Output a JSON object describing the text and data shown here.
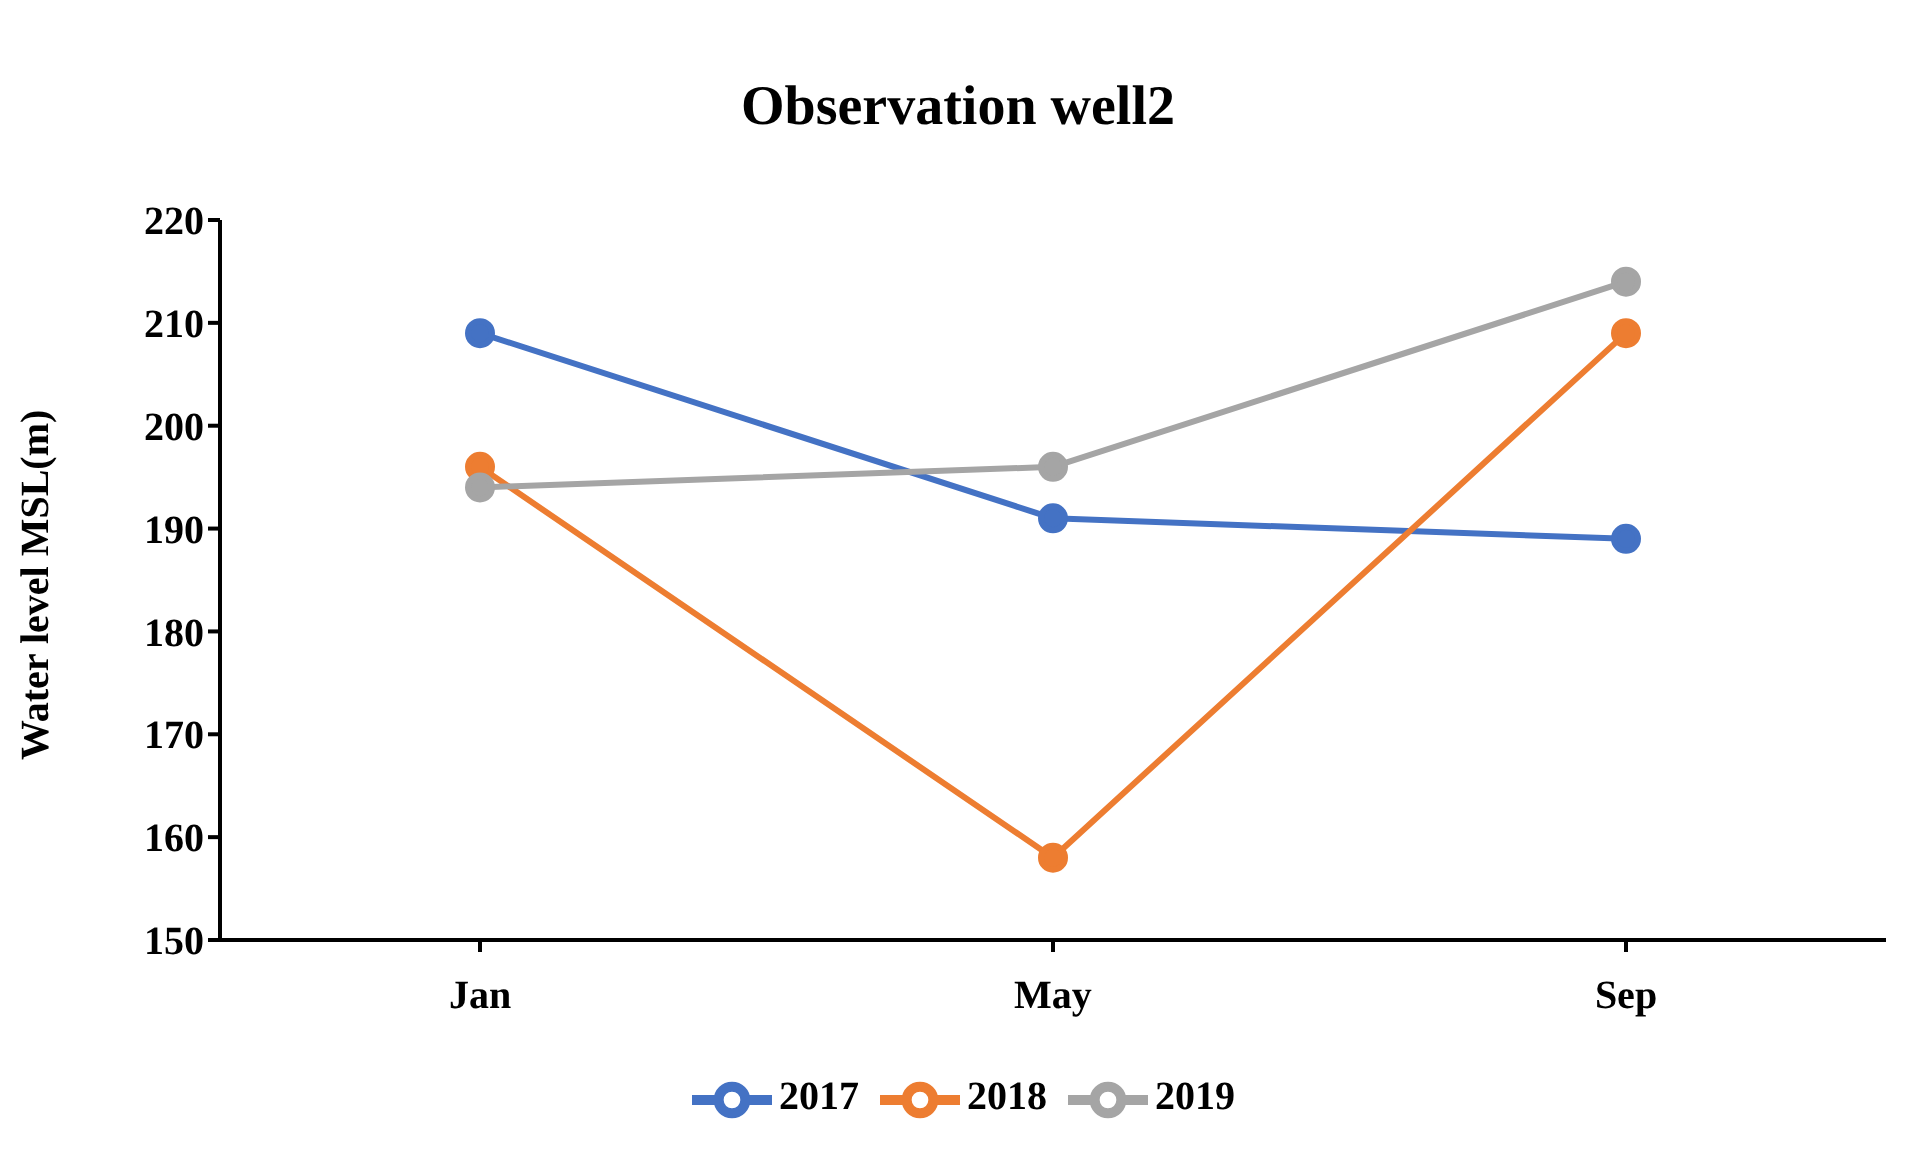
{
  "chart_data": {
    "type": "line",
    "title": "Observation well2",
    "ylabel": "Water level MSL(m)",
    "categories": [
      "Jan",
      "May",
      "Sep"
    ],
    "series": [
      {
        "name": "2017",
        "color": "#4472c4",
        "values": [
          209,
          191,
          189
        ]
      },
      {
        "name": "2018",
        "color": "#ed7d31",
        "values": [
          196,
          158,
          209
        ]
      },
      {
        "name": "2019",
        "color": "#a5a5a5",
        "values": [
          194,
          196,
          214
        ]
      }
    ],
    "ylim": [
      150,
      220
    ],
    "yticks": [
      150,
      160,
      170,
      180,
      190,
      200,
      210,
      220
    ],
    "grid": false,
    "legend": "bottom",
    "marker": "circle",
    "line_style": "solid"
  }
}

====

▸ **TO BE DONE**: What is the number of lines in the data above that include the word "color"? Answer with that number only.

▸ **TASK OUTPUT**: 3